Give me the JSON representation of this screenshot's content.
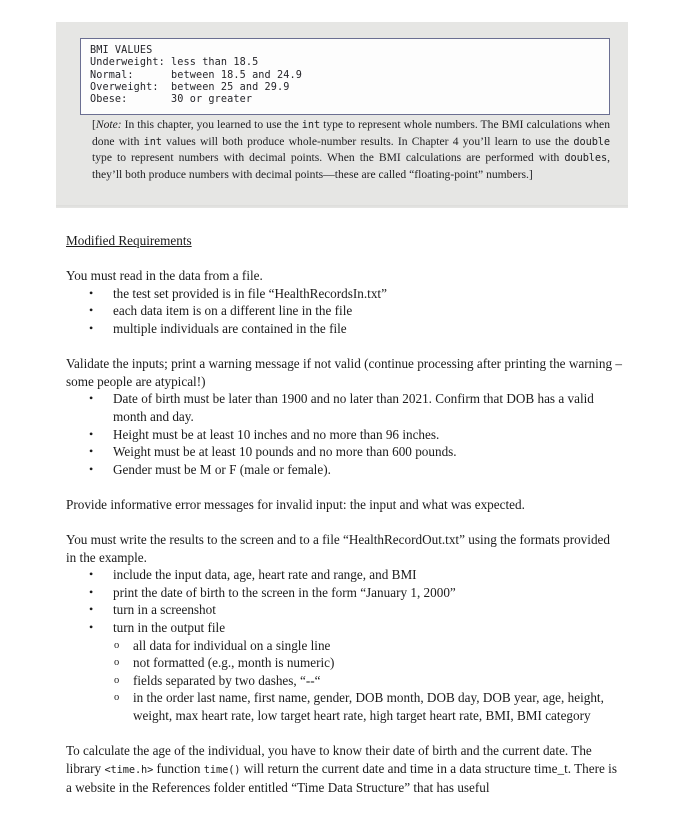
{
  "excerpt": {
    "code_box": {
      "lines": [
        "BMI VALUES",
        "Underweight: less than 18.5",
        "Normal:      between 18.5 and 24.9",
        "Overweight:  between 25 and 29.9",
        "Obese:       30 or greater"
      ]
    },
    "note": {
      "open_bracket": "[",
      "lead": "Note:",
      "text_1": " In this chapter, you learned to use the ",
      "code_1": "int",
      "text_2": " type to represent whole numbers. The BMI calculations when done with ",
      "code_2": "int",
      "text_3": " values will both produce whole-number results. In Chapter 4 you’ll learn to use the ",
      "code_3": "double",
      "text_4": " type to represent numbers with decimal points. When the BMI calculations are performed with ",
      "code_4": "doubles",
      "text_5": ", they’ll both produce numbers with decimal points—these are called “floating-point” numbers.]"
    }
  },
  "assignment": {
    "heading": "Modified Requirements",
    "intro_para": "You must read in the data from a file.",
    "intro_bullets": [
      "the test set provided is in file “HealthRecordsIn.txt”",
      "each data item is on a different line in the file",
      "multiple individuals are contained in the file"
    ],
    "validate_para": "Validate the inputs; print a warning message if not valid (continue processing after printing the warning – some people are atypical!)",
    "validate_bullets": [
      "Date of birth must be later than 1900 and no later than 2021. Confirm that DOB has a valid month and day.",
      "Height must be at least 10 inches and no more than 96 inches.",
      "Weight must be at least 10 pounds and no more than 600 pounds.",
      "Gender must be M or F (male or female)."
    ],
    "error_para": "Provide informative error messages for invalid input: the input and what was expected.",
    "output_para": "You must write the results to the screen and to a file “HealthRecordOut.txt” using the formats provided in the example.",
    "output_bullets": [
      "include the input data, age, heart rate and range, and BMI",
      "print the date of birth to the screen in the form “January 1, 2000”",
      "turn in a screenshot",
      "turn in the output file"
    ],
    "output_subbullets": [
      "all data for individual on a single line",
      "not formatted (e.g., month is numeric)",
      "fields separated by two dashes, “--“",
      "in the order last name, first name, gender, DOB month, DOB day, DOB year, age, height, weight, max heart rate, low target heart rate, high target heart rate, BMI, BMI category"
    ],
    "closing": {
      "text_1": "To calculate the age of the individual, you have to know their date of birth and the current date. The library ",
      "code_1": "<time.h>",
      "text_2": " function ",
      "code_2": "time()",
      "text_3": " will return the current date and time in a data structure time_t. There is a website in the References folder entitled “Time Data Structure” that has useful"
    }
  },
  "markers": {
    "bullet": "•",
    "circle": "o"
  }
}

==========

◆ SHORT TASK
Every line above that contains the word "provided" should be reported.

◆ RESPONSE TO THE TASK
      "the test set provided is in file “HealthRecordsIn.txt”",
    "output_para": "You must write the results to the screen and to a file “HealthRecordOut.txt” using the formats provided in the example.",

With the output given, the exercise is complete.